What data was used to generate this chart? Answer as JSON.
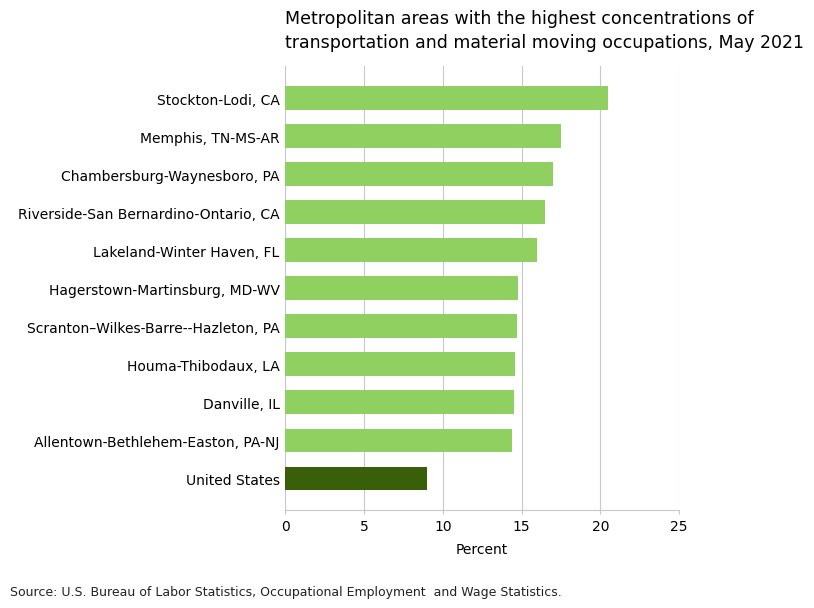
{
  "title": "Metropolitan areas with the highest concentrations of\ntransportation and material moving occupations, May 2021",
  "categories": [
    "United States",
    "Allentown-Bethlehem-Easton, PA-NJ",
    "Danville, IL",
    "Houma-Thibodaux, LA",
    "Scranton–Wilkes-Barre--Hazleton, PA",
    "Hagerstown-Martinsburg, MD-WV",
    "Lakeland-Winter Haven, FL",
    "Riverside-San Bernardino-Ontario, CA",
    "Chambersburg-Waynesboro, PA",
    "Memphis, TN-MS-AR",
    "Stockton-Lodi, CA"
  ],
  "values": [
    9.0,
    14.4,
    14.5,
    14.6,
    14.7,
    14.8,
    16.0,
    16.5,
    17.0,
    17.5,
    20.5
  ],
  "bar_colors": [
    "#3a5f0b",
    "#90d060",
    "#90d060",
    "#90d060",
    "#90d060",
    "#90d060",
    "#90d060",
    "#90d060",
    "#90d060",
    "#90d060",
    "#90d060"
  ],
  "xlabel": "Percent",
  "xlim": [
    0,
    25
  ],
  "xticks": [
    0,
    5,
    10,
    15,
    20,
    25
  ],
  "source": "Source: U.S. Bureau of Labor Statistics, Occupational Employment  and Wage Statistics.",
  "background_color": "#ffffff",
  "grid_color": "#c8c8c8",
  "title_fontsize": 12.5,
  "label_fontsize": 10,
  "tick_fontsize": 10,
  "source_fontsize": 9,
  "bar_height": 0.62
}
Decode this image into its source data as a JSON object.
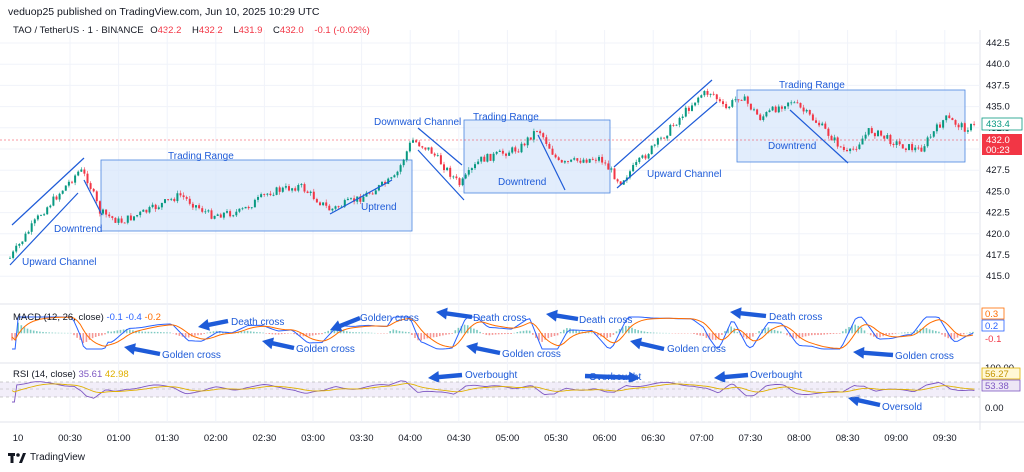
{
  "header": {
    "publisher": "veduop25 published on TradingView.com, Jun 10, 2025 10:29 UTC"
  },
  "legend": {
    "symbol": "TAO / TetherUS · 1 · BINANCE",
    "open_label": "O",
    "open": "432.2",
    "high_label": "H",
    "high": "432.2",
    "low_label": "L",
    "low": "431.9",
    "close_label": "C",
    "close": "432.0",
    "change": "-0.1 (-0.02%)"
  },
  "price_axis": {
    "ticks": [
      "442.5",
      "440.0",
      "437.5",
      "435.0",
      "432.5",
      "430.0",
      "427.5",
      "425.0",
      "422.5",
      "420.0",
      "417.5",
      "415.0"
    ],
    "last_price": "432.0",
    "countdown": "00:23",
    "last_green": "433.4"
  },
  "macd": {
    "label": "MACD (12, 26, close)",
    "v1": "-0.1",
    "v2": "-0.4",
    "v3": "-0.2",
    "axis_top": "0.3",
    "axis_mid": "0.2",
    "axis_bot": "-0.1"
  },
  "rsi": {
    "label": "RSI (14, close)",
    "v1": "35.61",
    "v2": "42.98",
    "axis_100": "100.00",
    "axis_top": "56.27",
    "axis_mid": "53.38",
    "axis_zero": "0.00"
  },
  "time_axis": {
    "ticks": [
      "10",
      "00:30",
      "01:00",
      "01:30",
      "02:00",
      "02:30",
      "03:00",
      "03:30",
      "04:00",
      "04:30",
      "05:00",
      "05:30",
      "06:00",
      "06:30",
      "07:00",
      "07:30",
      "08:00",
      "08:30",
      "09:00",
      "09:30"
    ]
  },
  "annotations": {
    "upward_channel_1": "Upward Channel",
    "downtrend_1": "Downtrend",
    "trading_range_1": "Trading Range",
    "uptrend": "Uptrend",
    "downward_channel": "Downward Channel",
    "trading_range_2": "Trading Range",
    "downtrend_2": "Downtrend",
    "upward_channel_2": "Upward Channel",
    "trading_range_3": "Trading Range",
    "downtrend_3": "Downtrend",
    "golden_cross_1": "Golden cross",
    "death_cross_1": "Death cross",
    "golden_cross_2": "Golden cross",
    "golden_cross_3": "Golden cross",
    "death_cross_2": "Death cross",
    "golden_cross_4": "Golden cross",
    "death_cross_3": "Death cross",
    "golden_cross_5": "Golden cross",
    "death_cross_4": "Death cross",
    "golden_cross_6": "Golden cross",
    "overbought_1": "Overbought",
    "overbought_2": "Overbought",
    "overbought_3": "Overbought",
    "oversold": "Oversold"
  },
  "footer": {
    "brand": "TradingView"
  },
  "colors": {
    "up": "#089981",
    "down": "#f23645",
    "annotation": "#1e5bd8",
    "box_fill": "#d6e6fb"
  }
}
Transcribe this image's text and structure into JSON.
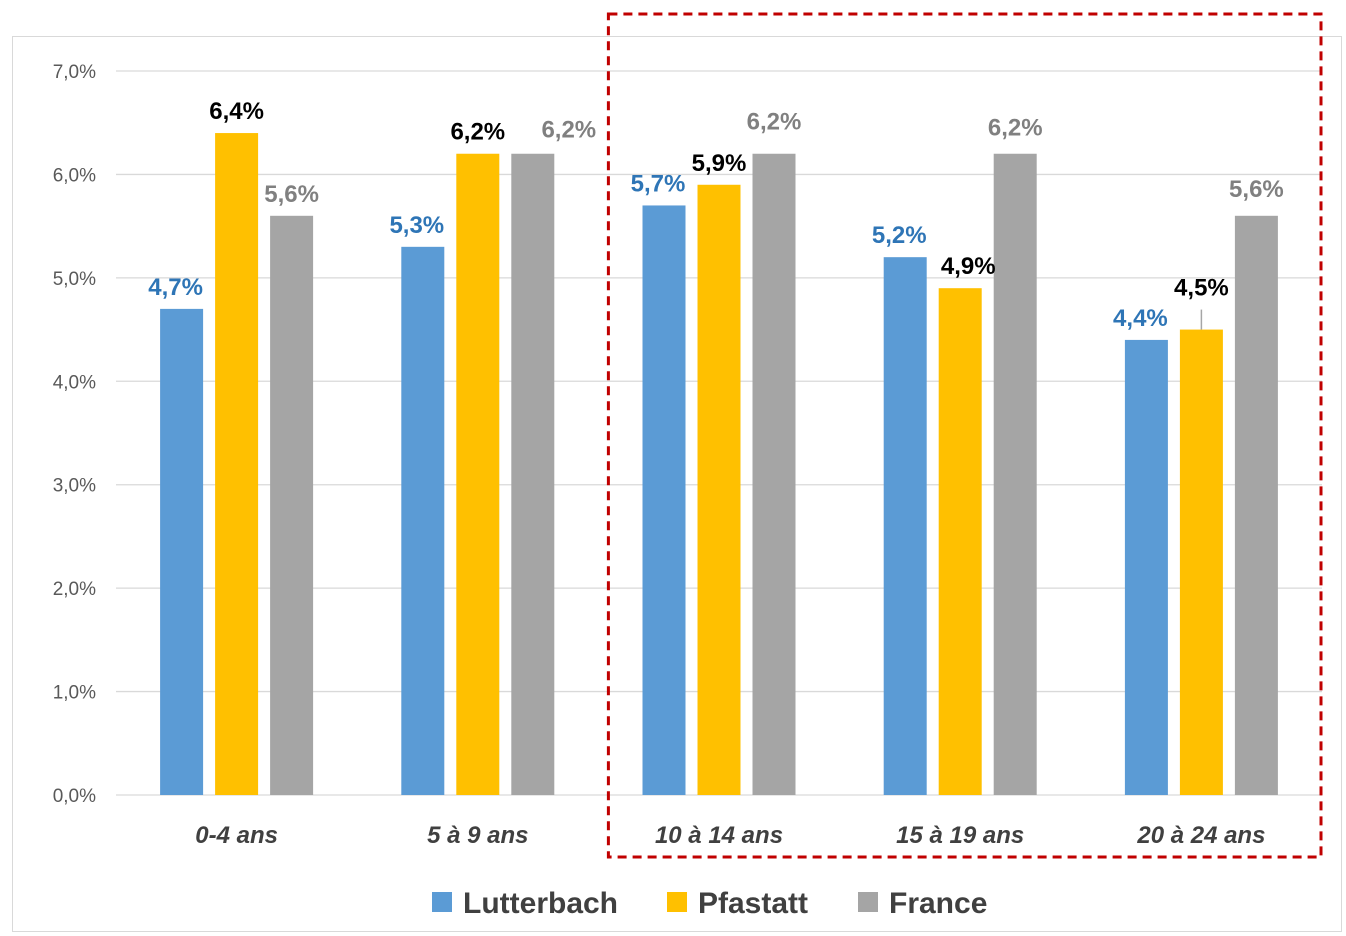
{
  "chart_data": {
    "type": "bar",
    "categories": [
      "0-4 ans",
      "5 à 9 ans",
      "10 à 14 ans",
      "15 à 19 ans",
      "20 à 24 ans"
    ],
    "series": [
      {
        "name": "Lutterbach",
        "color": "#5b9bd5",
        "label_color": "#2e75b6",
        "values": [
          4.7,
          5.3,
          5.7,
          5.2,
          4.4
        ],
        "labels": [
          "4,7%",
          "5,3%",
          "5,7%",
          "5,2%",
          "4,4%"
        ]
      },
      {
        "name": "Pfastatt",
        "color": "#ffc000",
        "label_color": "#000000",
        "values": [
          6.4,
          6.2,
          5.9,
          4.9,
          4.5
        ],
        "labels": [
          "6,4%",
          "6,2%",
          "5,9%",
          "4,9%",
          "4,5%"
        ]
      },
      {
        "name": "France",
        "color": "#a5a5a5",
        "label_color": "#808080",
        "values": [
          5.6,
          6.2,
          6.2,
          6.2,
          5.6
        ],
        "labels": [
          "5,6%",
          "6,2%",
          "6,2%",
          "6,2%",
          "5,6%"
        ]
      }
    ],
    "ylim": [
      0,
      7
    ],
    "y_ticks": [
      0,
      1,
      2,
      3,
      4,
      5,
      6,
      7
    ],
    "y_tick_labels": [
      "0,0%",
      "1,0%",
      "2,0%",
      "3,0%",
      "4,0%",
      "5,0%",
      "6,0%",
      "7,0%"
    ],
    "grid": true,
    "legend_position": "bottom",
    "highlight": {
      "categories": [
        "10 à 14 ans",
        "15 à 19 ans",
        "20 à 24 ans"
      ],
      "color": "#c00000",
      "style": "dashed"
    }
  }
}
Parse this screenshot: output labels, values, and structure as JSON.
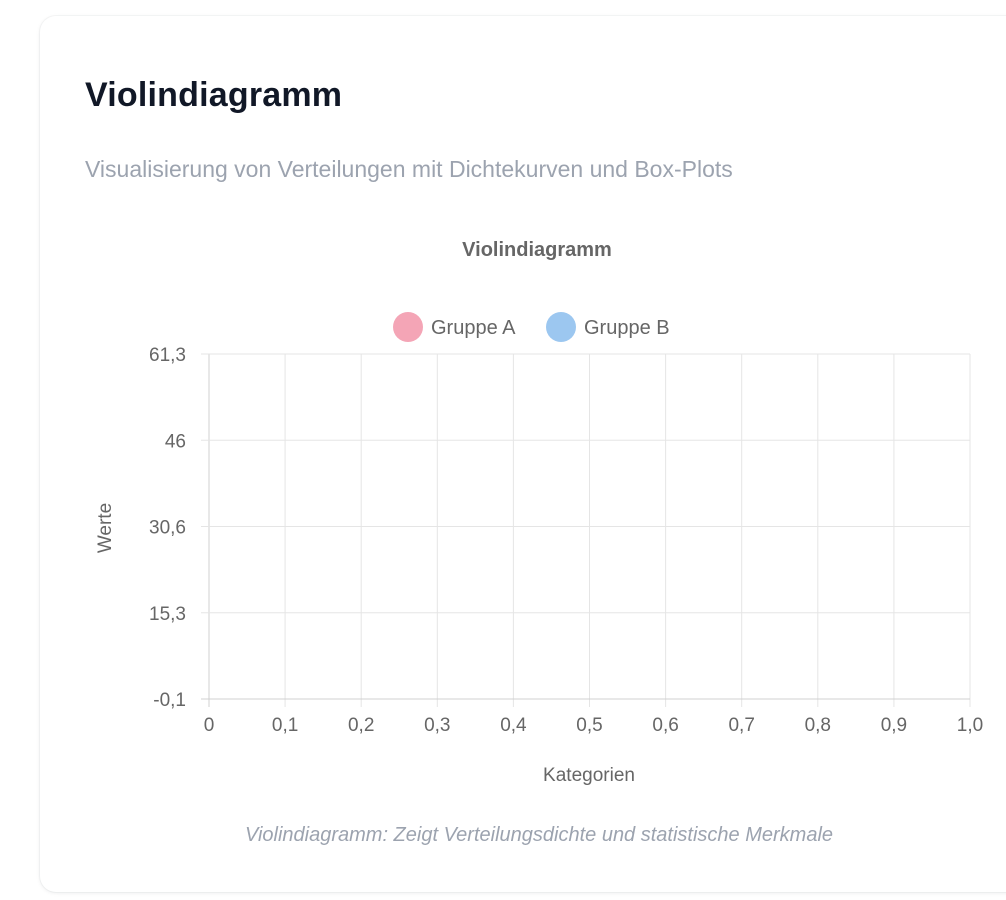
{
  "card": {
    "title": "Violindiagramm",
    "subtitle": "Visualisierung von Verteilungen mit Dichtekurven und Box-Plots",
    "caption": "Violindiagramm: Zeigt Verteilungsdichte und statistische Merkmale"
  },
  "chart_data": {
    "type": "violin",
    "title": "Violindiagramm",
    "xlabel": "Kategorien",
    "ylabel": "Werte",
    "xlim": [
      0,
      1.0
    ],
    "ylim": [
      -0.1,
      61.3
    ],
    "x_ticks": [
      "0",
      "0,1",
      "0,2",
      "0,3",
      "0,4",
      "0,5",
      "0,6",
      "0,7",
      "0,8",
      "0,9",
      "1,0"
    ],
    "y_ticks": [
      "61,3",
      "46",
      "30,6",
      "15,3",
      "-0,1"
    ],
    "grid": true,
    "legend_position": "top",
    "series": [
      {
        "name": "Gruppe A",
        "color": "#f4a5b6",
        "values": []
      },
      {
        "name": "Gruppe B",
        "color": "#9cc7f0",
        "values": []
      }
    ]
  }
}
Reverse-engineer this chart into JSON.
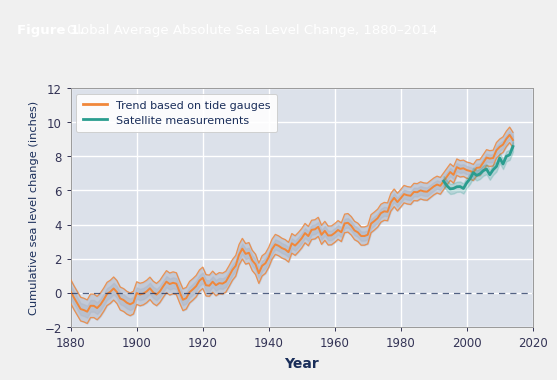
{
  "title_figure": "Figure 1.",
  "title_rest": "  Global Average Absolute Sea Level Change, 1880–2014",
  "title_bg_color": "#2e86c1",
  "title_text_color": "#ffffff",
  "xlabel": "Year",
  "ylabel": "Cumulative sea level change (inches)",
  "xlim": [
    1880,
    2020
  ],
  "ylim": [
    -2,
    12
  ],
  "yticks": [
    -2,
    0,
    2,
    4,
    6,
    8,
    10,
    12
  ],
  "xticks": [
    1880,
    1900,
    1920,
    1940,
    1960,
    1980,
    2000,
    2020
  ],
  "plot_bg_color": "#dce1ea",
  "outer_bg_color": "#f0f0f0",
  "grid_color": "#ffffff",
  "tide_color": "#f0873a",
  "tide_band_color": "#b0b8c8",
  "satellite_color": "#2a9d8f",
  "dashed_line_color": "#1a2e5a",
  "legend_bg": "#ffffff",
  "legend_edge": "#cccccc",
  "tick_color": "#333355",
  "label_color": "#1a2e5a"
}
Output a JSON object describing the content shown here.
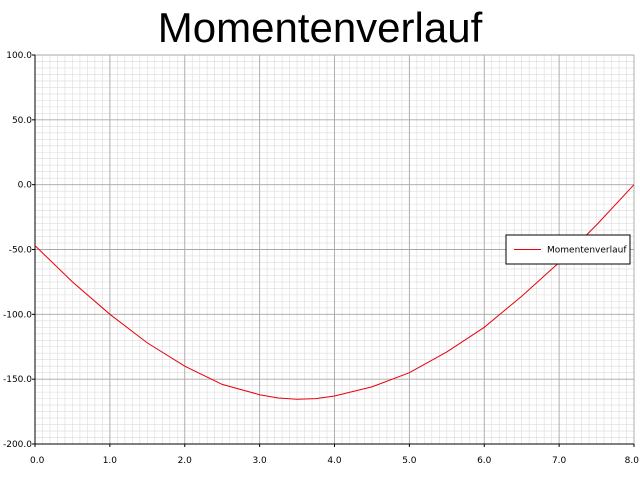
{
  "chart_data": {
    "type": "line",
    "title": "Momentenverlauf",
    "xlabel": "",
    "ylabel": "",
    "xlim": [
      0,
      8
    ],
    "ylim": [
      -200,
      100
    ],
    "x_ticks": [
      0,
      1,
      2,
      3,
      4,
      5,
      6,
      7,
      8
    ],
    "x_tick_labels": [
      "0.0",
      "1.0",
      "2.0",
      "3.0",
      "4.0",
      "5.0",
      "6.0",
      "7.0",
      "8.0"
    ],
    "y_ticks": [
      100,
      50,
      0,
      -50,
      -100,
      -150,
      -200
    ],
    "y_tick_labels": [
      "100.0",
      "50.0",
      "0.0",
      "-50.0",
      "-100.0",
      "-150.0",
      "-200.0"
    ],
    "grid": true,
    "legend_position": "right",
    "series": [
      {
        "name": "Momentenverlauf",
        "color": "#e8000b",
        "x": [
          0.0,
          0.5,
          1.0,
          1.5,
          2.0,
          2.5,
          3.0,
          3.25,
          3.5,
          3.75,
          4.0,
          4.5,
          5.0,
          5.5,
          6.0,
          6.5,
          7.0,
          7.5,
          8.0
        ],
        "y": [
          -47,
          -75,
          -100,
          -122,
          -140,
          -154,
          -162,
          -164.5,
          -165.5,
          -165,
          -163,
          -156,
          -145,
          -129,
          -110,
          -86,
          -60,
          -31,
          0
        ]
      }
    ]
  }
}
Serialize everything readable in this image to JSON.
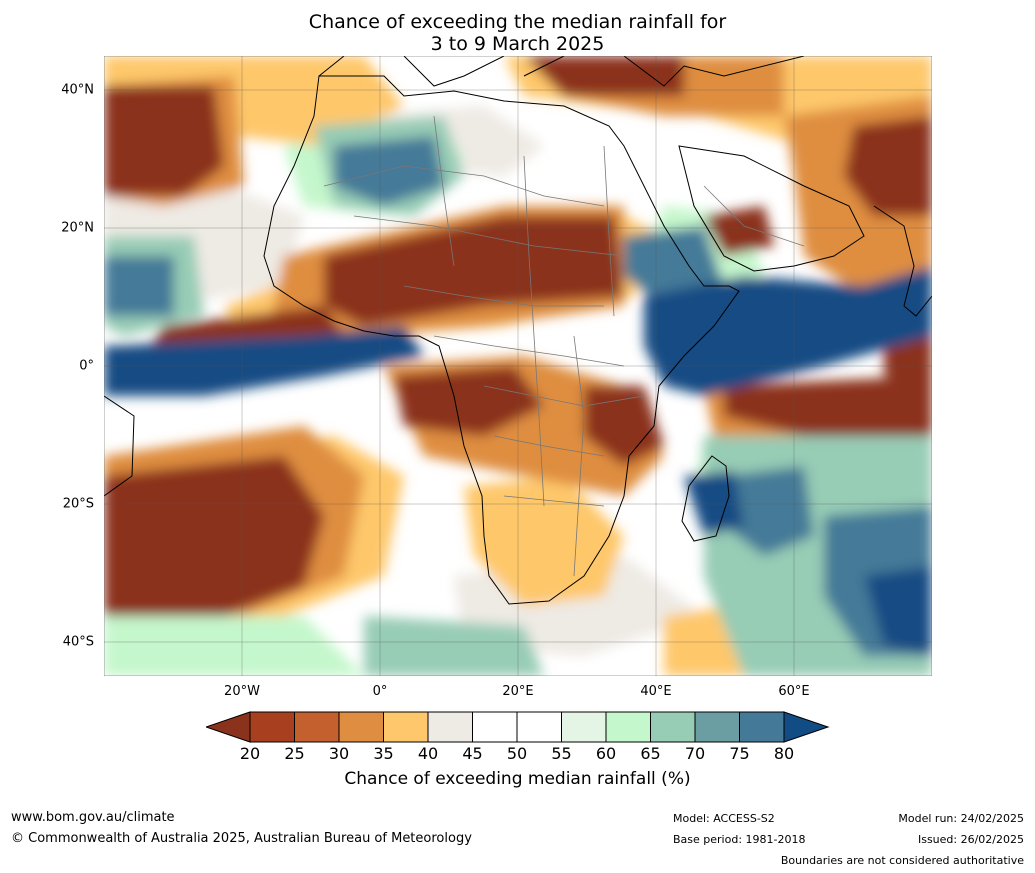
{
  "title": {
    "line1": "Chance of exceeding the median rainfall for",
    "line2": "3 to 9 March 2025"
  },
  "map": {
    "lat_labels": [
      "40°N",
      "20°N",
      "0°",
      "20°S",
      "40°S"
    ],
    "lon_labels": [
      "20°W",
      "0°",
      "20°E",
      "40°E",
      "60°E"
    ]
  },
  "colorbar": {
    "ticks": [
      "20",
      "25",
      "30",
      "35",
      "40",
      "45",
      "50",
      "55",
      "60",
      "65",
      "70",
      "75",
      "80"
    ],
    "colors": [
      "#8b321c",
      "#a8401f",
      "#c4602e",
      "#df8e41",
      "#fec76b",
      "#eeeae4",
      "#ffffff",
      "#ffffff",
      "#e5f5e5",
      "#c5f7cc",
      "#97ccb5",
      "#6a9ea3",
      "#447a98",
      "#124c84"
    ],
    "label": "Chance of exceeding median rainfall (%)"
  },
  "footer": {
    "website": "www.bom.gov.au/climate",
    "copyright": "© Commonwealth of Australia 2025, Australian Bureau of Meteorology",
    "model": "Model: ACCESS-S2",
    "base_period": "Base period: 1981-2018",
    "model_run": "Model run: 24/02/2025",
    "issued": "Issued: 26/02/2025",
    "disclaimer": "Boundaries are not considered authoritative"
  }
}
★ ★ ★ ★ ★
TASK REQUIREMENTS: Wherever the word "Model" occurs in a line of the listing, copy that line.

EXPECTED ANSWER:
    "model": "Model: ACCESS-S2",
    "model_run": "Model run: 24/02/2025",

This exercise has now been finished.